**Description of the task**
Where a line of the listing below includes the word "ylabel", reproduce that line.
........
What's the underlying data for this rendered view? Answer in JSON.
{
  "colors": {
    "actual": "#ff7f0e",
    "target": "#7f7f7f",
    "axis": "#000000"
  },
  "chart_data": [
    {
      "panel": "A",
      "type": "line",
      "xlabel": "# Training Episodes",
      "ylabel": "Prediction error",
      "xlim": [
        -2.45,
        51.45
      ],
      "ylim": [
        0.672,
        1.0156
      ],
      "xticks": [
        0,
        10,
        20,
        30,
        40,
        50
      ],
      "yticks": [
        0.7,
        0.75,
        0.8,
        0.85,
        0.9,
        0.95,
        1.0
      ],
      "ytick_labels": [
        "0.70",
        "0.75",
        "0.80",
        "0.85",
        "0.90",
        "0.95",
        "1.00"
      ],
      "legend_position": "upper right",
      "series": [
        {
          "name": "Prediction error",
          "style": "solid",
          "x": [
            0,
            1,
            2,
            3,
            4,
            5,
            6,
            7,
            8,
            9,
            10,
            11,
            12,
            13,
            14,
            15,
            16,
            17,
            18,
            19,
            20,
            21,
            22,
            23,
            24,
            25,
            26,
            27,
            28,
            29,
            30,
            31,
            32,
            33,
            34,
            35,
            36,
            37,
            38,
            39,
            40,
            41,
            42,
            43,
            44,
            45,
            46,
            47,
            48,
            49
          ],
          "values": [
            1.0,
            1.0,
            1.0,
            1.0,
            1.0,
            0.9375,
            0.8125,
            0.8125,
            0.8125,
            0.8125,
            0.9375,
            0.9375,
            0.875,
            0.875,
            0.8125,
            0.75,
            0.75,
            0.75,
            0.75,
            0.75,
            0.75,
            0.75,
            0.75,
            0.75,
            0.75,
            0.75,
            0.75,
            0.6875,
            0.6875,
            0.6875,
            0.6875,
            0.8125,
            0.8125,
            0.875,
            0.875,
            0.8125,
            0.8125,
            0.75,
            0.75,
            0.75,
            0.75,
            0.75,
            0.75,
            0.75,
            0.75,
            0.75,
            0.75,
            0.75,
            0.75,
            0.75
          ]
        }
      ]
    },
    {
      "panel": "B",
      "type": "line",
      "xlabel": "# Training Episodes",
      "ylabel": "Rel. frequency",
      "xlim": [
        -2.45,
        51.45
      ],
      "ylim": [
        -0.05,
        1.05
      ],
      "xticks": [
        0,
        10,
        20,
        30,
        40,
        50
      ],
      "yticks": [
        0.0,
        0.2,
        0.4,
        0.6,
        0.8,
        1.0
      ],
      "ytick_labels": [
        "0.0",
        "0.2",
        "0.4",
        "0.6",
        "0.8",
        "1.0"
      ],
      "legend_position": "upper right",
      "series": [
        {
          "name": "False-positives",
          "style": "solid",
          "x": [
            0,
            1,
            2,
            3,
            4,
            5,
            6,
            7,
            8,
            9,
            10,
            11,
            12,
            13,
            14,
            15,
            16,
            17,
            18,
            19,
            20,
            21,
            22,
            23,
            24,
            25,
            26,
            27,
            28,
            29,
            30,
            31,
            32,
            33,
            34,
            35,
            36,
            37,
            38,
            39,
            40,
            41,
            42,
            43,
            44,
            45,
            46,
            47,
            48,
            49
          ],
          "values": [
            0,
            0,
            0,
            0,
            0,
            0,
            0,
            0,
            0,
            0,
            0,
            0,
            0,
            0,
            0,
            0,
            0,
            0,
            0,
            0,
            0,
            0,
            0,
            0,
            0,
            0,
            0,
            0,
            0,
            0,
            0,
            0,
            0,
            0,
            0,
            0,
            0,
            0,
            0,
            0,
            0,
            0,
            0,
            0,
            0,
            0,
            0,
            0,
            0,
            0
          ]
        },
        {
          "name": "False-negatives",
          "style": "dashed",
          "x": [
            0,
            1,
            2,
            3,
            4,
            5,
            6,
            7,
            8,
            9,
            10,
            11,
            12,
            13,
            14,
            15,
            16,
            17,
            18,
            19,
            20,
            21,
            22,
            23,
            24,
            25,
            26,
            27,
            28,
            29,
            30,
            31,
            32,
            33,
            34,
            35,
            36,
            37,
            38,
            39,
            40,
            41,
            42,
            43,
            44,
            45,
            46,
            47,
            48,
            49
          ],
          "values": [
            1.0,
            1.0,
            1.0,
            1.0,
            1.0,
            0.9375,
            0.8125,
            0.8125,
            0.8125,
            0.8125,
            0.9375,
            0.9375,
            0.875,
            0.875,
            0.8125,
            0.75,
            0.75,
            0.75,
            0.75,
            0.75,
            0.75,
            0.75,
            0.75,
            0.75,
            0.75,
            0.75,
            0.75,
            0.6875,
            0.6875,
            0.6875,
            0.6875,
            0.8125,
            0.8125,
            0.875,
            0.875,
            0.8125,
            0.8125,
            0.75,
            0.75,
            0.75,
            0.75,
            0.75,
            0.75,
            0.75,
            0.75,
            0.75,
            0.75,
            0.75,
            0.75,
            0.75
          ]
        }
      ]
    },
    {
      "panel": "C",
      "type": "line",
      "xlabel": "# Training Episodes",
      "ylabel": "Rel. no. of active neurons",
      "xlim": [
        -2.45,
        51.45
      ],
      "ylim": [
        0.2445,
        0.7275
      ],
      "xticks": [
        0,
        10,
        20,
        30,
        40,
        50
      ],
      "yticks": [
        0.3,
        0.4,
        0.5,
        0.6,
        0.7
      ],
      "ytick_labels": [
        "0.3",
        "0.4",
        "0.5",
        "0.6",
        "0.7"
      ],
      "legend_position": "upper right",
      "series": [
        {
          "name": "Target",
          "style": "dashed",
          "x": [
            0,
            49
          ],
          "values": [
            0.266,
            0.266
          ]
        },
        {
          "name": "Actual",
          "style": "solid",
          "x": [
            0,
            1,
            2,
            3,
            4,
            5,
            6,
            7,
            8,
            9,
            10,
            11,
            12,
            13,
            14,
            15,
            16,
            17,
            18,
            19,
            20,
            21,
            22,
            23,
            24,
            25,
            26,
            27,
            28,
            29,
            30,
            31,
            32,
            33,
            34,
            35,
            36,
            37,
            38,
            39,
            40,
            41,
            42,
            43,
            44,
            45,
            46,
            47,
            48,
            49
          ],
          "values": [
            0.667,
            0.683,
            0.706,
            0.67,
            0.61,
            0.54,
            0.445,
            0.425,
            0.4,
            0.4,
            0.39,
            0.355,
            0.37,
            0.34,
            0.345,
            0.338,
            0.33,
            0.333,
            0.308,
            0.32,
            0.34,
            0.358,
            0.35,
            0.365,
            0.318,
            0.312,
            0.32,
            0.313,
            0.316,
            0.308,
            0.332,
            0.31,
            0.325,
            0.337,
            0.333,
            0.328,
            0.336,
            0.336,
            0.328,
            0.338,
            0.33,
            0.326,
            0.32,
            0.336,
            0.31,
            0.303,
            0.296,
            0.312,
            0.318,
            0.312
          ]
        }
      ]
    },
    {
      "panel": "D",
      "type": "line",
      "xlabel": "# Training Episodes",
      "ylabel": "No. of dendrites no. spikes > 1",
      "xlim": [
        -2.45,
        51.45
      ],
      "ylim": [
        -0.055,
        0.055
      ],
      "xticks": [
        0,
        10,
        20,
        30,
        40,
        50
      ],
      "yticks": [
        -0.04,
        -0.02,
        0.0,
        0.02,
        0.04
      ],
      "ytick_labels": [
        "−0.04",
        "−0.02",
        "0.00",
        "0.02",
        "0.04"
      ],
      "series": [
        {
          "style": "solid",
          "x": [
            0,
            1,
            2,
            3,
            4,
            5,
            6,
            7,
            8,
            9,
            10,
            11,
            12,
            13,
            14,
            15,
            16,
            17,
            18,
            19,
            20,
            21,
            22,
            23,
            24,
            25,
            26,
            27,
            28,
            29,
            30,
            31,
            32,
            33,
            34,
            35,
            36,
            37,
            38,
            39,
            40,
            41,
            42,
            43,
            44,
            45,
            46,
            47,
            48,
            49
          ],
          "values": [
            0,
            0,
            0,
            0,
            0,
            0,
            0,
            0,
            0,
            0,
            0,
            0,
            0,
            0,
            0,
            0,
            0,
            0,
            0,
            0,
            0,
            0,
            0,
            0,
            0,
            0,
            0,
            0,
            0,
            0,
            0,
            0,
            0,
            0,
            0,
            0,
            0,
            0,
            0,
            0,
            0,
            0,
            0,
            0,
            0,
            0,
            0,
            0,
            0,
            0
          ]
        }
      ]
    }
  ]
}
........
**Answer below**
      "ylabel": "Prediction error",
      "ylabel": "Rel. frequency",
      "ylabel": "Rel. no. of active neurons",
      "ylabel": "No. of dendrites no. spikes > 1",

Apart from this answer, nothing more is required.